• [Data for this exercise]:
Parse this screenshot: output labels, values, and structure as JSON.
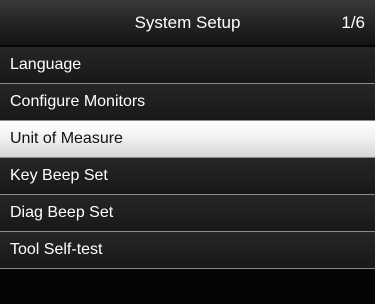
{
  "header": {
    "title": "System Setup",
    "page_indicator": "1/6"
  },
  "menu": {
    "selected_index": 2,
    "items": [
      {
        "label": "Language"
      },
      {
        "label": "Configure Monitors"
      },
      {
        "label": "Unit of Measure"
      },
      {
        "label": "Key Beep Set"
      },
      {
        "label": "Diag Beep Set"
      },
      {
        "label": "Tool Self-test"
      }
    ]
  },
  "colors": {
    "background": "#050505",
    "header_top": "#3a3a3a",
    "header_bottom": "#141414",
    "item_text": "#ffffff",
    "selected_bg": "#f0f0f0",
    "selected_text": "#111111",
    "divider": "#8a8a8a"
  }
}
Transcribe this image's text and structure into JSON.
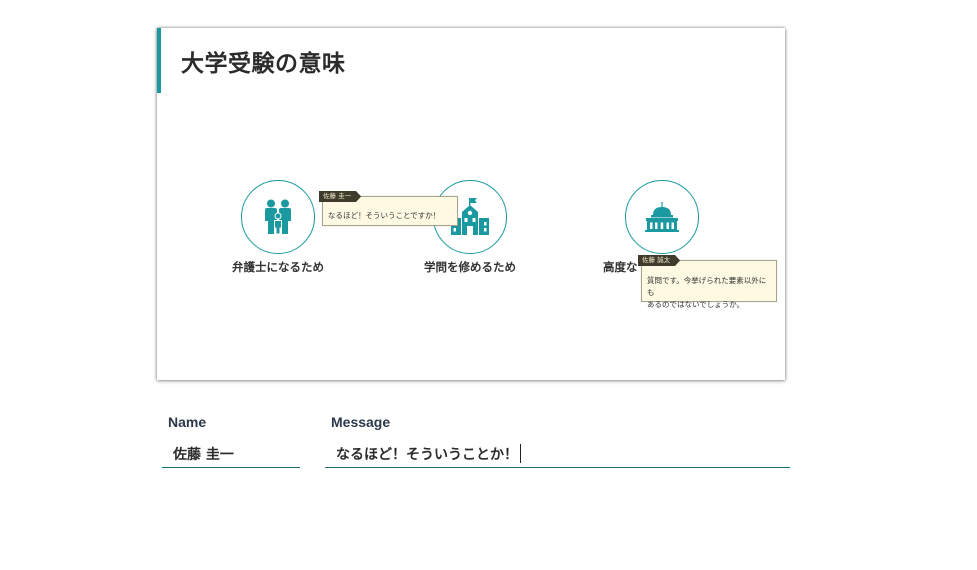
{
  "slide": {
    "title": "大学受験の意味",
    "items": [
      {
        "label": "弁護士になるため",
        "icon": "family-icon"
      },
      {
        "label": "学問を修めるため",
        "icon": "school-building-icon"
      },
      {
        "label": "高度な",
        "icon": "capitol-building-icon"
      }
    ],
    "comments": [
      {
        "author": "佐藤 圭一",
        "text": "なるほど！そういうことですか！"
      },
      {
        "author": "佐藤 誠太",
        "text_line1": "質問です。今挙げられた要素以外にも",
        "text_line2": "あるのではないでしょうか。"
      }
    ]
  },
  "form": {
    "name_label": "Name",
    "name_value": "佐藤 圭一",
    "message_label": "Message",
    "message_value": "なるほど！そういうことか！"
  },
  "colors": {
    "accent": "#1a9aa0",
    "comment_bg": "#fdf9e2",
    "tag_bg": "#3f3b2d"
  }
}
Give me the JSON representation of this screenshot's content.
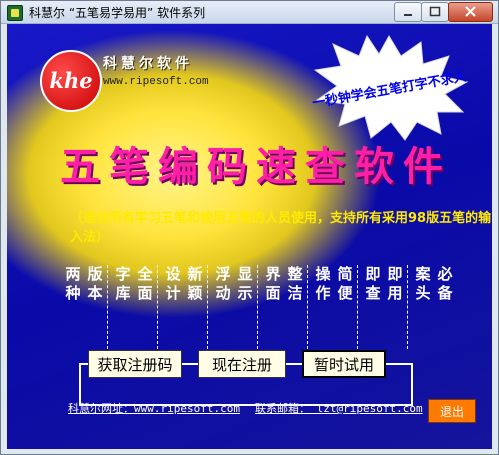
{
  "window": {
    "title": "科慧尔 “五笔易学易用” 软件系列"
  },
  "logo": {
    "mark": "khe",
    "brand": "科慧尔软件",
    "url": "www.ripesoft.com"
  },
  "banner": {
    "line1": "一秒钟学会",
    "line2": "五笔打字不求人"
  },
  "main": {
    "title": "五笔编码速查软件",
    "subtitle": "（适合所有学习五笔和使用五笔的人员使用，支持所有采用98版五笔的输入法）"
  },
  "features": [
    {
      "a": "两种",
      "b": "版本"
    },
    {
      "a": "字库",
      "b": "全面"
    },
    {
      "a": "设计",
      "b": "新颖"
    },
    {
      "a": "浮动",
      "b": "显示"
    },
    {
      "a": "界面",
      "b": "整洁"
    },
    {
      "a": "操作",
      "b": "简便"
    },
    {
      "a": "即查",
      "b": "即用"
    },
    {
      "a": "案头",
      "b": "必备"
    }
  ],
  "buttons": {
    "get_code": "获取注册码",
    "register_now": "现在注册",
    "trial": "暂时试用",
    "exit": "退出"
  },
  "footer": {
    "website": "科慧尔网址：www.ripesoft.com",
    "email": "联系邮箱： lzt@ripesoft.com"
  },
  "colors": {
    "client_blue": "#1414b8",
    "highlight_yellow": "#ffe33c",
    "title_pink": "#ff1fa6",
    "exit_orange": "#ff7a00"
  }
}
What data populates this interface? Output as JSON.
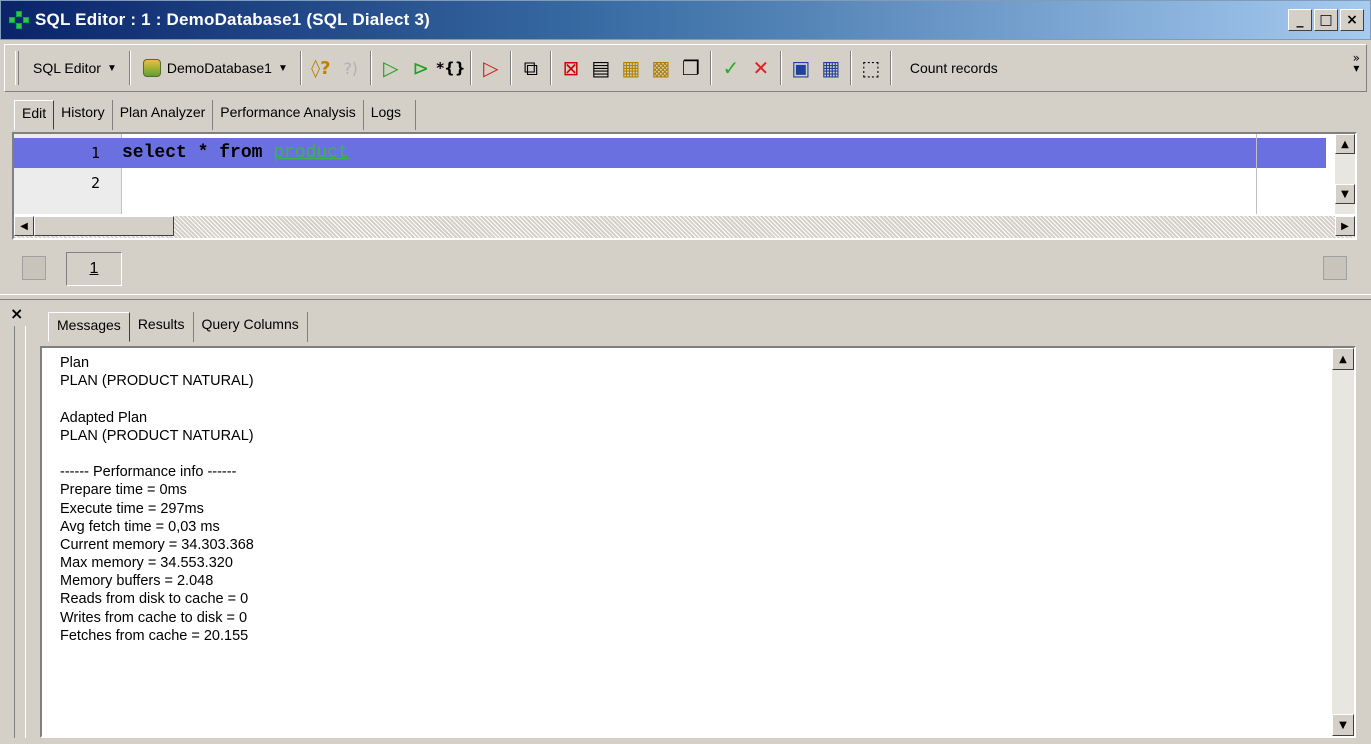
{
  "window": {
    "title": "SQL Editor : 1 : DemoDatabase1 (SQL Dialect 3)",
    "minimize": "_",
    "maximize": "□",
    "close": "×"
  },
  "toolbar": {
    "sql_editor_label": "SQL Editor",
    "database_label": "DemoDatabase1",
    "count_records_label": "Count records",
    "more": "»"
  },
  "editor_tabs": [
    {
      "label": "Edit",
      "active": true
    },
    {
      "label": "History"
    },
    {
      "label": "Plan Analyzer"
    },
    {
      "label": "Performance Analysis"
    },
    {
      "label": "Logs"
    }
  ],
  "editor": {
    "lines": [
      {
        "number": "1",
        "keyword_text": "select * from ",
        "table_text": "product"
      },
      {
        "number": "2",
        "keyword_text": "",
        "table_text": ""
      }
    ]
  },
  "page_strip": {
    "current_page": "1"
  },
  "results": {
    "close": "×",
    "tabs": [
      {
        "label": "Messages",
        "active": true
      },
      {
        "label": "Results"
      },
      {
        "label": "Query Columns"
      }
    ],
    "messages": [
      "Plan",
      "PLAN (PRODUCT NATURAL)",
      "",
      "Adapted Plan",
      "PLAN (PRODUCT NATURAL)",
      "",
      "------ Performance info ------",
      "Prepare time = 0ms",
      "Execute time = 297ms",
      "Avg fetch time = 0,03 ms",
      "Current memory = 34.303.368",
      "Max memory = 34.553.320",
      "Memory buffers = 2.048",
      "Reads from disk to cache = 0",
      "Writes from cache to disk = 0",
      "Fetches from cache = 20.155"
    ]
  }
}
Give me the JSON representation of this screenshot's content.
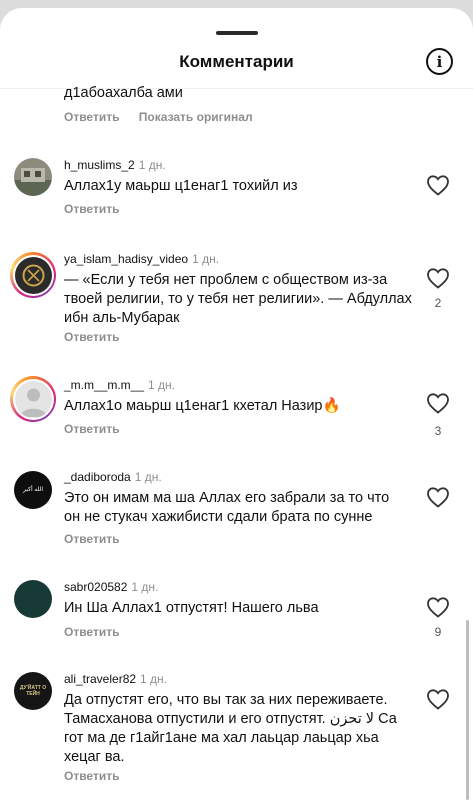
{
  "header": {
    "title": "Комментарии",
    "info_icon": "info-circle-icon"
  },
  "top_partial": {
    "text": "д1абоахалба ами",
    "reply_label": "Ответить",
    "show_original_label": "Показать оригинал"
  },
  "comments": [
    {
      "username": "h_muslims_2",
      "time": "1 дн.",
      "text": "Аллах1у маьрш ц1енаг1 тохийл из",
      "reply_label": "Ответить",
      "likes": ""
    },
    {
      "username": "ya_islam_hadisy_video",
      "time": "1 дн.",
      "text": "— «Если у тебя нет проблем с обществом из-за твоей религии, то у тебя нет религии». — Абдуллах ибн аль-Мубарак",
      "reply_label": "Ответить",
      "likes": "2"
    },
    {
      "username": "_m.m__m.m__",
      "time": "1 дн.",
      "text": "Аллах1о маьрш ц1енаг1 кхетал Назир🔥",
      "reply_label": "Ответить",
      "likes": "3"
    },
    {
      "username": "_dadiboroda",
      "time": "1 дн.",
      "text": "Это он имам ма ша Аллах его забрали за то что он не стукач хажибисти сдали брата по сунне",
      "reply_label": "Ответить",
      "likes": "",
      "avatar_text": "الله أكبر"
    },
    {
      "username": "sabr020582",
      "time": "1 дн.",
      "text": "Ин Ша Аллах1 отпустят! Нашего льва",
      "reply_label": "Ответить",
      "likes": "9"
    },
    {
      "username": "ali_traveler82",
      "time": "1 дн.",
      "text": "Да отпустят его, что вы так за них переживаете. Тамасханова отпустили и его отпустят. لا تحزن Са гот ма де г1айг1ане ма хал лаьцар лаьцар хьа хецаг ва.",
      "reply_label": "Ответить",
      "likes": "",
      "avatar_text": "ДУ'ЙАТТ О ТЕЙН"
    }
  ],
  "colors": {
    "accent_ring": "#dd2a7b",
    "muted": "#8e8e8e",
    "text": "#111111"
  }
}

• [Instructions to follow]: Leave every image out, and retype the material exactly.

• [Reply to the task]:
Parse this screenshot: output labels, values, and structure as JSON.
{
  "header": {
    "title": "System Setup",
    "page_indicator": "1/6"
  },
  "menu": {
    "selected_index": 2,
    "items": [
      {
        "label": "Language"
      },
      {
        "label": "Configure Monitors"
      },
      {
        "label": "Unit of Measure"
      },
      {
        "label": "Key Beep Set"
      },
      {
        "label": "Diag Beep Set"
      },
      {
        "label": "Tool Self-test"
      }
    ]
  },
  "colors": {
    "background": "#050505",
    "header_top": "#3a3a3a",
    "header_bottom": "#141414",
    "item_text": "#ffffff",
    "selected_bg": "#f0f0f0",
    "selected_text": "#111111",
    "divider": "#8a8a8a"
  }
}
Transcribe this image's text and structure into JSON.
{
  "slide": {
    "title": "大学受験の意味",
    "items": [
      {
        "label": "弁護士になるため",
        "icon": "family-icon"
      },
      {
        "label": "学問を修めるため",
        "icon": "school-building-icon"
      },
      {
        "label": "高度な",
        "icon": "capitol-building-icon"
      }
    ],
    "comments": [
      {
        "author": "佐藤 圭一",
        "text": "なるほど！そういうことですか！"
      },
      {
        "author": "佐藤 誠太",
        "text_line1": "質問です。今挙げられた要素以外にも",
        "text_line2": "あるのではないでしょうか。"
      }
    ]
  },
  "form": {
    "name_label": "Name",
    "name_value": "佐藤 圭一",
    "message_label": "Message",
    "message_value": "なるほど！そういうことか！"
  },
  "colors": {
    "accent": "#1a9aa0",
    "comment_bg": "#fdf9e2",
    "tag_bg": "#3f3b2d"
  }
}
Give me the JSON representation of this screenshot's content.
{
  "window": {
    "title": "科慧尔 “五笔易学易用” 软件系列"
  },
  "logo": {
    "mark": "khe",
    "brand": "科慧尔软件",
    "url": "www.ripesoft.com"
  },
  "banner": {
    "line1": "一秒钟学会",
    "line2": "五笔打字不求人"
  },
  "main": {
    "title": "五笔编码速查软件",
    "subtitle": "（适合所有学习五笔和使用五笔的人员使用，支持所有采用98版五笔的输入法）"
  },
  "features": [
    {
      "a": "两种",
      "b": "版本"
    },
    {
      "a": "字库",
      "b": "全面"
    },
    {
      "a": "设计",
      "b": "新颖"
    },
    {
      "a": "浮动",
      "b": "显示"
    },
    {
      "a": "界面",
      "b": "整洁"
    },
    {
      "a": "操作",
      "b": "简便"
    },
    {
      "a": "即查",
      "b": "即用"
    },
    {
      "a": "案头",
      "b": "必备"
    }
  ],
  "buttons": {
    "get_code": "获取注册码",
    "register_now": "现在注册",
    "trial": "暂时试用",
    "exit": "退出"
  },
  "footer": {
    "website": "科慧尔网址：www.ripesoft.com",
    "email": "联系邮箱： lzt@ripesoft.com"
  },
  "colors": {
    "client_blue": "#1414b8",
    "highlight_yellow": "#ffe33c",
    "title_pink": "#ff1fa6",
    "exit_orange": "#ff7a00"
  }
}
What data populates this interface? Output as JSON.
{
  "window": {
    "title": "SQL Editor : 1 : DemoDatabase1 (SQL Dialect 3)",
    "minimize": "_",
    "maximize": "□",
    "close": "×"
  },
  "toolbar": {
    "sql_editor_label": "SQL Editor",
    "database_label": "DemoDatabase1",
    "count_records_label": "Count records",
    "more": "»"
  },
  "editor_tabs": [
    {
      "label": "Edit",
      "active": true
    },
    {
      "label": "History"
    },
    {
      "label": "Plan Analyzer"
    },
    {
      "label": "Performance Analysis"
    },
    {
      "label": "Logs"
    }
  ],
  "editor": {
    "lines": [
      {
        "number": "1",
        "keyword_text": "select * from ",
        "table_text": "product"
      },
      {
        "number": "2",
        "keyword_text": "",
        "table_text": ""
      }
    ]
  },
  "page_strip": {
    "current_page": "1"
  },
  "results": {
    "close": "×",
    "tabs": [
      {
        "label": "Messages",
        "active": true
      },
      {
        "label": "Results"
      },
      {
        "label": "Query Columns"
      }
    ],
    "messages": [
      "Plan",
      "PLAN (PRODUCT NATURAL)",
      "",
      "Adapted Plan",
      "PLAN (PRODUCT NATURAL)",
      "",
      "------ Performance info ------",
      "Prepare time = 0ms",
      "Execute time = 297ms",
      "Avg fetch time = 0,03 ms",
      "Current memory = 34.303.368",
      "Max memory = 34.553.320",
      "Memory buffers = 2.048",
      "Reads from disk to cache = 0",
      "Writes from cache to disk = 0",
      "Fetches from cache = 20.155"
    ]
  }
}
Give me the JSON representation of this screenshot's content.
{
  "header": {
    "title": "Комментарии",
    "info_icon": "info-circle-icon"
  },
  "top_partial": {
    "text": "д1абоахалба ами",
    "reply_label": "Ответить",
    "show_original_label": "Показать оригинал"
  },
  "comments": [
    {
      "username": "h_muslims_2",
      "time": "1 дн.",
      "text": "Аллах1у маьрш ц1енаг1 тохийл из",
      "reply_label": "Ответить",
      "likes": ""
    },
    {
      "username": "ya_islam_hadisy_video",
      "time": "1 дн.",
      "text": "— «Если у тебя нет проблем с обществом из-за твоей религии, то у тебя нет религии». — Абдуллах ибн аль-Мубарак",
      "reply_label": "Ответить",
      "likes": "2"
    },
    {
      "username": "_m.m__m.m__",
      "time": "1 дн.",
      "text": "Аллах1о маьрш ц1енаг1 кхетал Назир🔥",
      "reply_label": "Ответить",
      "likes": "3"
    },
    {
      "username": "_dadiboroda",
      "time": "1 дн.",
      "text": "Это он имам ма ша Аллах его забрали за то что он не стукач хажибисти сдали брата по сунне",
      "reply_label": "Ответить",
      "likes": "",
      "avatar_text": "الله أكبر"
    },
    {
      "username": "sabr020582",
      "time": "1 дн.",
      "text": "Ин Ша Аллах1 отпустят! Нашего льва",
      "reply_label": "Ответить",
      "likes": "9"
    },
    {
      "username": "ali_traveler82",
      "time": "1 дн.",
      "text": "Да отпустят его, что вы так за них переживаете. Тамасханова отпустили и его отпустят. لا تحزن Са гот ма де г1айг1ане ма хал лаьцар лаьцар хьа хецаг ва.",
      "reply_label": "Ответить",
      "likes": "",
      "avatar_text": "ДУ'ЙАТТ О ТЕЙН"
    }
  ],
  "colors": {
    "accent_ring": "#dd2a7b",
    "muted": "#8e8e8e",
    "text": "#111111"
  }
}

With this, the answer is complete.